Dataset items:

────

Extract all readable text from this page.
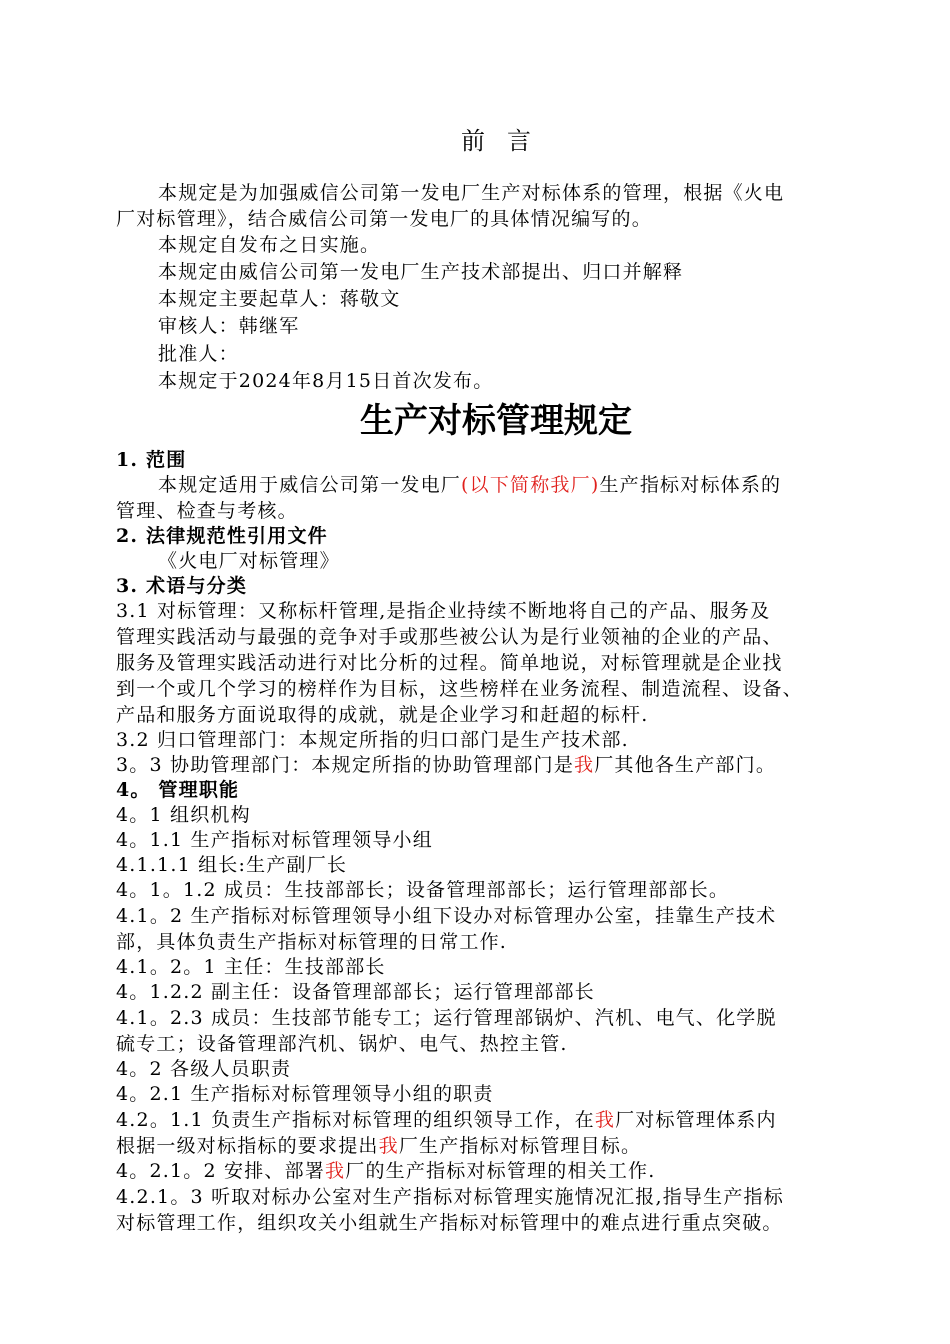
前言
本规定是为加强威信公司第一发电厂生产对标体系的管理，根据《火电
厂对标管理》，结合威信公司第一发电厂的具体情况编写的。
本规定自发布之日实施。
本规定由威信公司第一发电厂生产技术部提出、归口并解释
本规定主要起草人：蒋敬文
审核人：韩继军
批准人：
本规定于2024年8月15日首次发布。
生产对标管理规定
1. 范围
本规定适用于威信公司第一发电厂(以下简称我厂)生产指标对标体系的
管理、检查与考核。
2. 法律规范性引用文件
《火电厂对标管理》
3. 术语与分类
3.1 对标管理：又称标杆管理,是指企业持续不断地将自己的产品、服务及
管理实践活动与最强的竞争对手或那些被公认为是行业领袖的企业的产品、
服务及管理实践活动进行对比分析的过程。简单地说，对标管理就是企业找
到一个或几个学习的榜样作为目标，这些榜样在业务流程、制造流程、设备、
产品和服务方面说取得的成就，就是企业学习和赶超的标杆.
3.2 归口管理部门：本规定所指的归口部门是生产技术部.
3。3 协助管理部门：本规定所指的协助管理部门是我厂其他各生产部门。
4。 管理职能
4。1 组织机构
4。1.1 生产指标对标管理领导小组
4.1.1.1 组长:生产副厂长
4。1。1.2 成员：生技部部长；设备管理部部长；运行管理部部长。
4.1。2 生产指标对标管理领导小组下设办对标管理办公室，挂靠生产技术
部，具体负责生产指标对标管理的日常工作.
4.1。2。1 主任：生技部部长
4。1.2.2 副主任：设备管理部部长；运行管理部部长
4.1。2.3 成员：生技部节能专工；运行管理部锅炉、汽机、电气、化学脱
硫专工；设备管理部汽机、锅炉、电气、热控主管.
4。2 各级人员职责
4。2.1 生产指标对标管理领导小组的职责
4.2。1.1 负责生产指标对标管理的组织领导工作，在我厂对标管理体系内
根据一级对标指标的要求提出我厂生产指标对标管理目标。
4。2.1。2 安排、部署我厂的生产指标对标管理的相关工作.
4.2.1。3 听取对标办公室对生产指标对标管理实施情况汇报,指导生产指标
对标管理工作，组织攻关小组就生产指标对标管理中的难点进行重点突破。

────

Task instructions:
State the number of lines in the records that include "运行管理部部长", and write nothing else.

Solution to the exercise:
2